PROVIDED MATERIAL:
::::

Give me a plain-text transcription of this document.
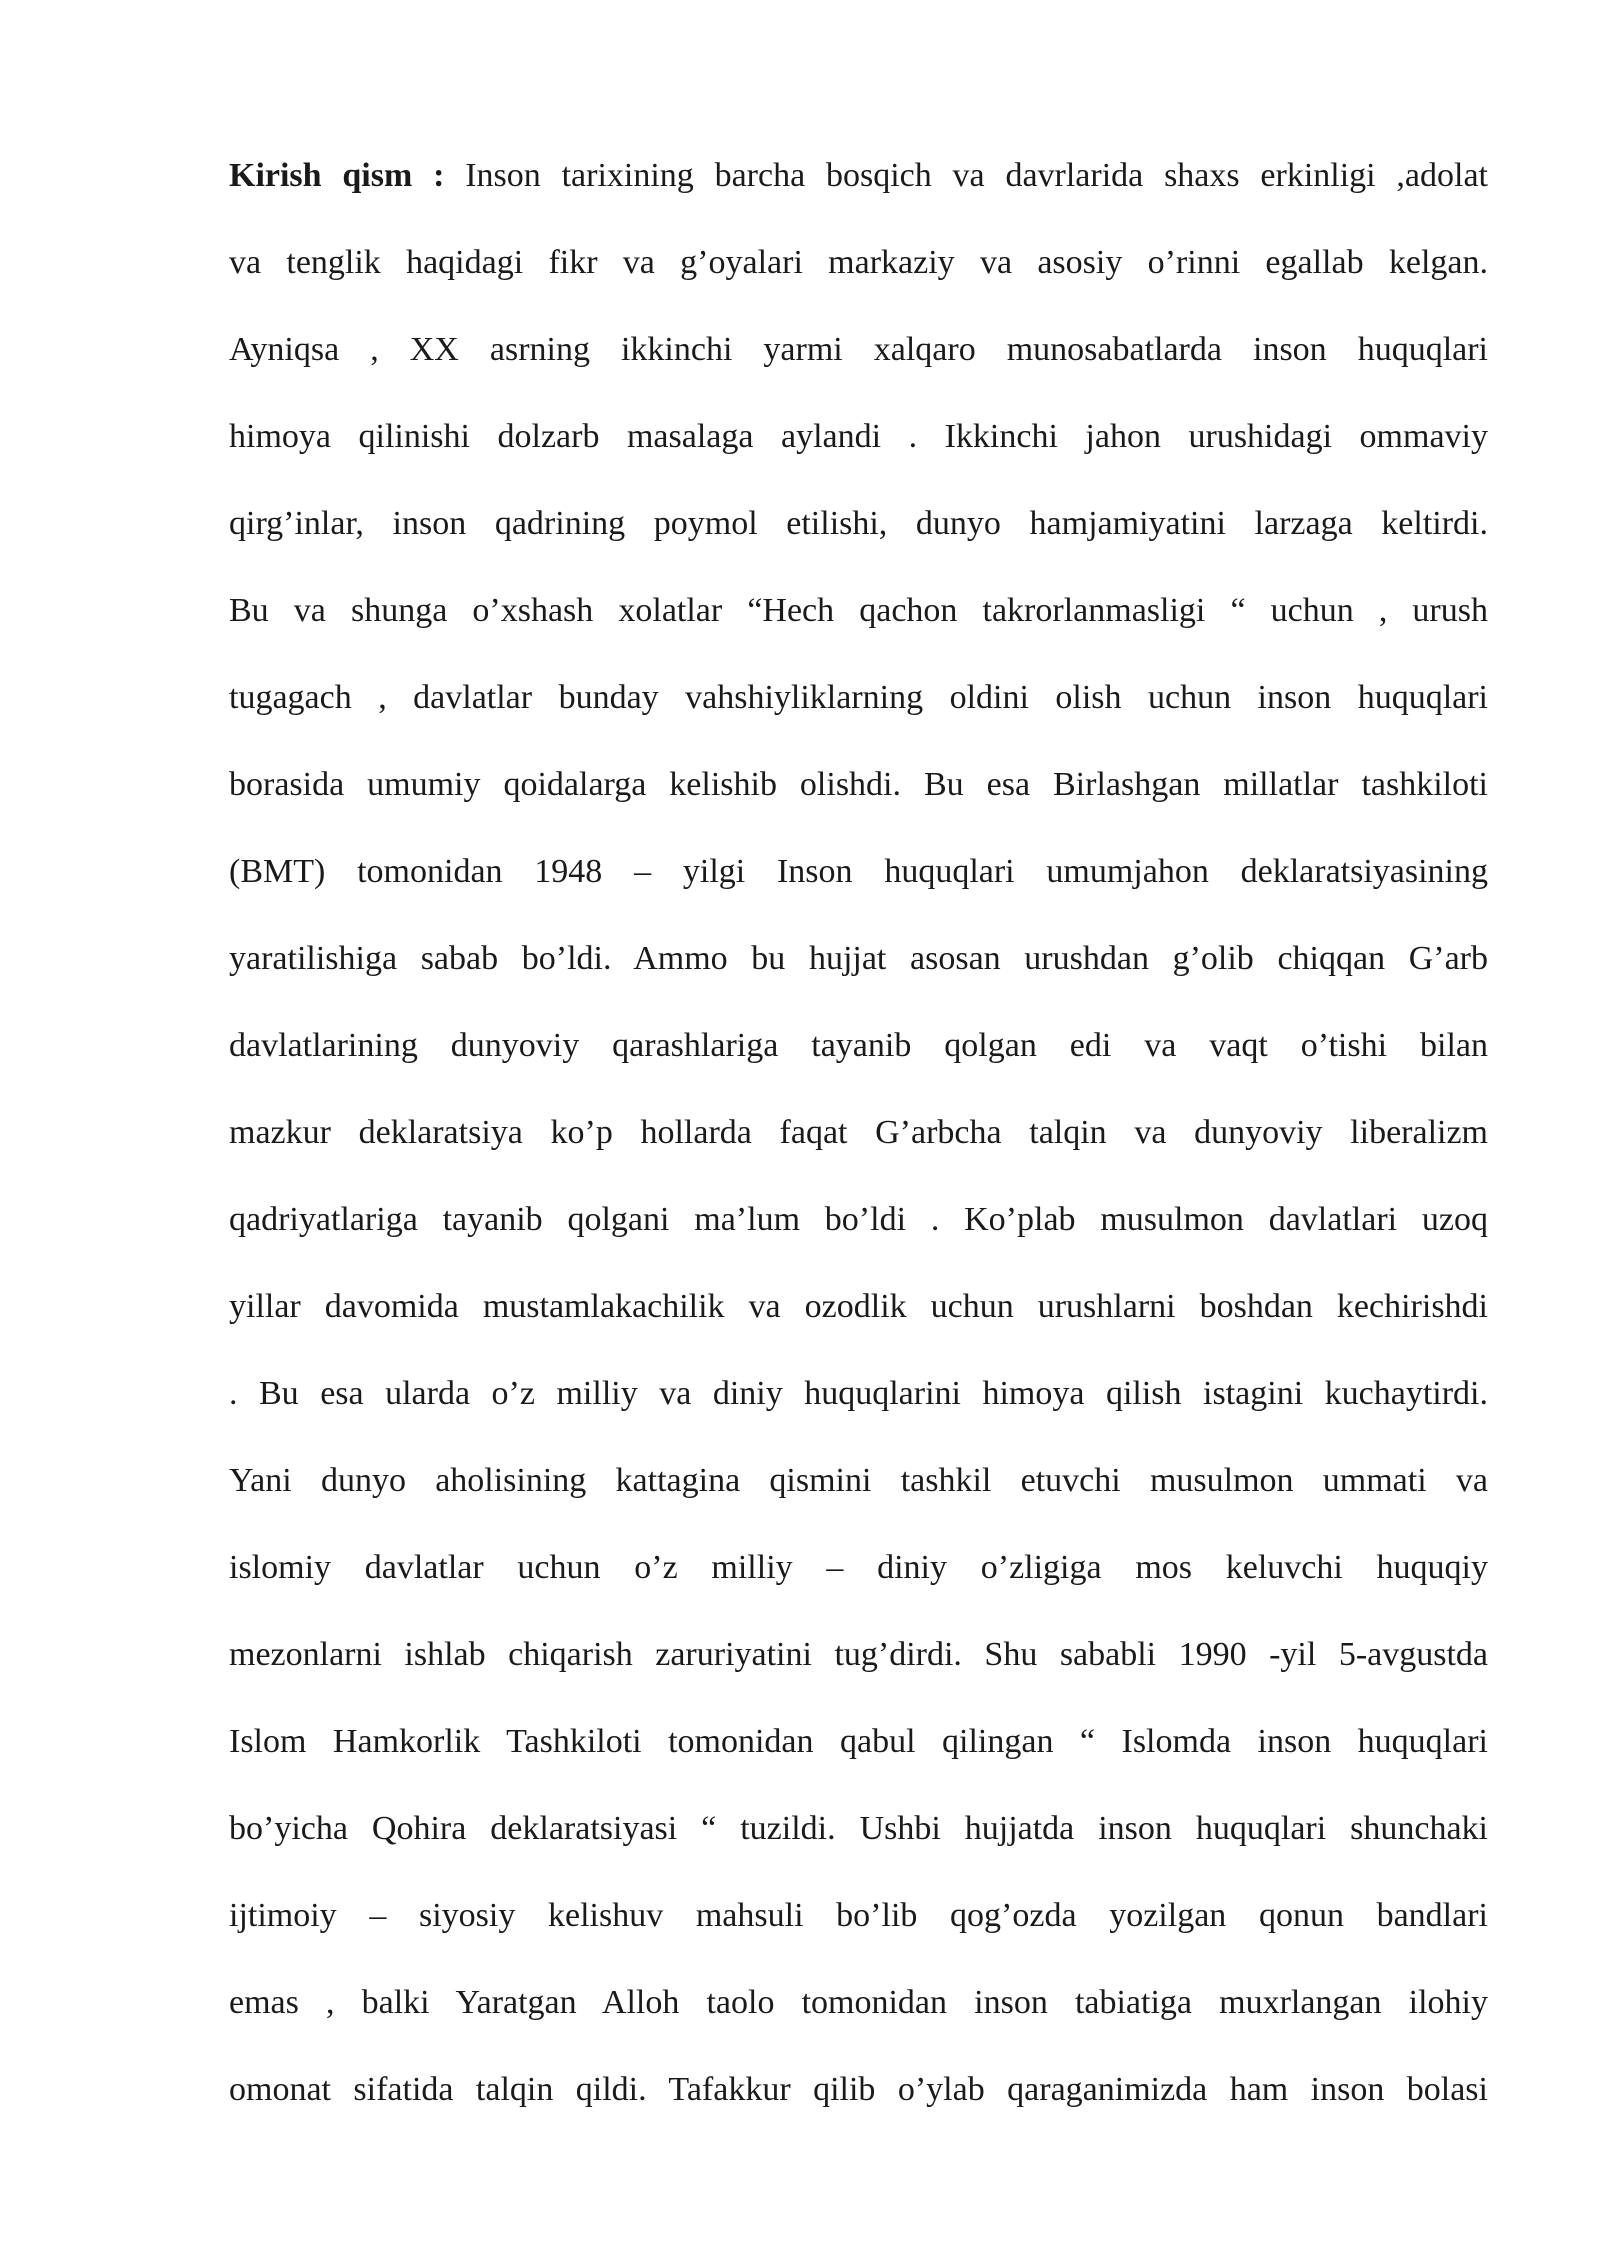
Kirish qism : Inson tarixining barcha bosqich va davrlarida shaxs erkinligi ,adolat
va tenglik haqidagi fikr va g’oyalari markaziy va asosiy o’rinni egallab kelgan.
Ayniqsa , XX asrning ikkinchi yarmi xalqaro munosabatlarda inson huquqlari
himoya qilinishi dolzarb masalaga aylandi . Ikkinchi jahon urushidagi ommaviy
qirg’inlar, inson qadrining poymol etilishi, dunyo hamjamiyatini larzaga keltirdi.
Bu va shunga o’xshash xolatlar “Hech qachon takrorlanmasligi “ uchun , urush
tugagach , davlatlar bunday vahshiyliklarning oldini olish uchun inson huquqlari
borasida umumiy qoidalarga kelishib olishdi. Bu esa Birlashgan millatlar tashkiloti
(BMT) tomonidan 1948 – yilgi Inson huquqlari umumjahon deklaratsiyasining
yaratilishiga sabab bo’ldi. Ammo bu hujjat asosan urushdan g’olib chiqqan G’arb
davlatlarining dunyoviy qarashlariga tayanib qolgan edi va vaqt o’tishi bilan
mazkur deklaratsiya ko’p hollarda faqat G’arbcha talqin va dunyoviy liberalizm
qadriyatlariga tayanib qolgani ma’lum bo’ldi . Ko’plab musulmon davlatlari uzoq
yillar davomida mustamlakachilik va ozodlik uchun urushlarni boshdan kechirishdi
. Bu esa ularda o’z milliy va diniy huquqlarini himoya qilish istagini kuchaytirdi.
Yani dunyo aholisining kattagina qismini tashkil etuvchi musulmon ummati va
islomiy davlatlar uchun o’z milliy – diniy o’zligiga mos keluvchi huquqiy
mezonlarni ishlab chiqarish zaruriyatini tug’dirdi. Shu sababli 1990 -yil 5-avgustda
Islom Hamkorlik Tashkiloti tomonidan qabul qilingan “ Islomda inson huquqlari
bo’yicha Qohira deklaratsiyasi “ tuzildi. Ushbi hujjatda inson huquqlari shunchaki
ijtimoiy – siyosiy kelishuv mahsuli bo’lib qog’ozda yozilgan qonun bandlari
emas , balki Yaratgan Alloh taolo tomonidan inson tabiatiga muxrlangan ilohiy
omonat sifatida talqin qildi. Tafakkur qilib o’ylab qaraganimizda ham inson bolasi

::::

PROBLEM TO WORK ON:
What is the number of lines in the data that hold the word "uchun"? Reply with that number and nothing else.

RESULT:
4